» **EXERCISE TASK**
Without including any pictures, copy each entry below exactly.

------------------------

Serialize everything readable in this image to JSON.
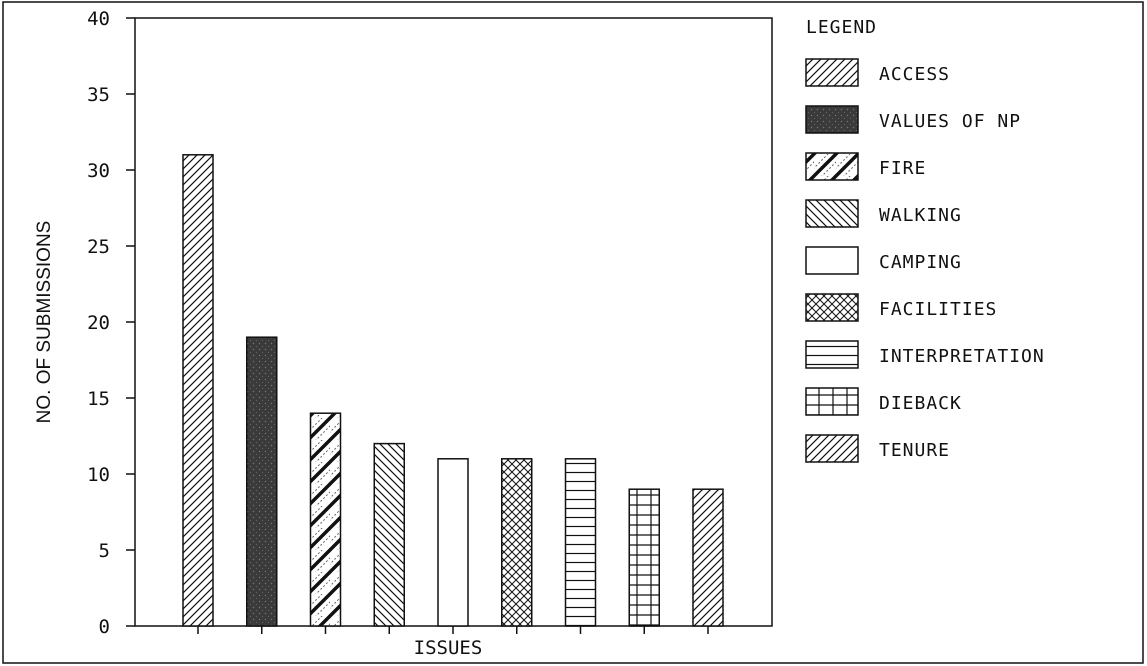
{
  "chart_data": {
    "type": "bar",
    "title": "",
    "xlabel": "ISSUES",
    "ylabel": "NO. OF SUBMISSIONS",
    "ylim": [
      0,
      40
    ],
    "yticks": [
      0,
      5,
      10,
      15,
      20,
      25,
      30,
      35,
      40
    ],
    "grid": false,
    "legend_title": "LEGEND",
    "legend_position": "right",
    "bars": [
      {
        "name": "ACCESS",
        "value": 31,
        "pattern": "diag-fine"
      },
      {
        "name": "VALUES OF NP",
        "value": 19,
        "pattern": "solid-dark"
      },
      {
        "name": "FIRE",
        "value": 14,
        "pattern": "diag-bold"
      },
      {
        "name": "WALKING",
        "value": 12,
        "pattern": "diag-back"
      },
      {
        "name": "CAMPING",
        "value": 11,
        "pattern": "empty"
      },
      {
        "name": "FACILITIES",
        "value": 11,
        "pattern": "crosshatch"
      },
      {
        "name": "INTERPRETATION",
        "value": 11,
        "pattern": "horizontal"
      },
      {
        "name": "DIEBACK",
        "value": 9,
        "pattern": "grid"
      },
      {
        "name": "TENURE",
        "value": 9,
        "pattern": "diag-fine"
      }
    ]
  },
  "colors": {
    "ink": "#111111",
    "dark_fill": "#3a3a3a",
    "background": "#ffffff"
  }
}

------------------------

» **SOLUTION TO THE PROBLEM**
Serialize everything readable in this image to JSON.
{
  "chart_data": {
    "type": "bar",
    "title": "",
    "xlabel": "ISSUES",
    "ylabel": "NO. OF SUBMISSIONS",
    "ylim": [
      0,
      40
    ],
    "yticks": [
      0,
      5,
      10,
      15,
      20,
      25,
      30,
      35,
      40
    ],
    "grid": false,
    "legend_title": "LEGEND",
    "legend_position": "right",
    "bars": [
      {
        "name": "ACCESS",
        "value": 31,
        "pattern": "diag-fine"
      },
      {
        "name": "VALUES OF NP",
        "value": 19,
        "pattern": "solid-dark"
      },
      {
        "name": "FIRE",
        "value": 14,
        "pattern": "diag-bold"
      },
      {
        "name": "WALKING",
        "value": 12,
        "pattern": "diag-back"
      },
      {
        "name": "CAMPING",
        "value": 11,
        "pattern": "empty"
      },
      {
        "name": "FACILITIES",
        "value": 11,
        "pattern": "crosshatch"
      },
      {
        "name": "INTERPRETATION",
        "value": 11,
        "pattern": "horizontal"
      },
      {
        "name": "DIEBACK",
        "value": 9,
        "pattern": "grid"
      },
      {
        "name": "TENURE",
        "value": 9,
        "pattern": "diag-fine"
      }
    ]
  },
  "colors": {
    "ink": "#111111",
    "dark_fill": "#3a3a3a",
    "background": "#ffffff"
  }
}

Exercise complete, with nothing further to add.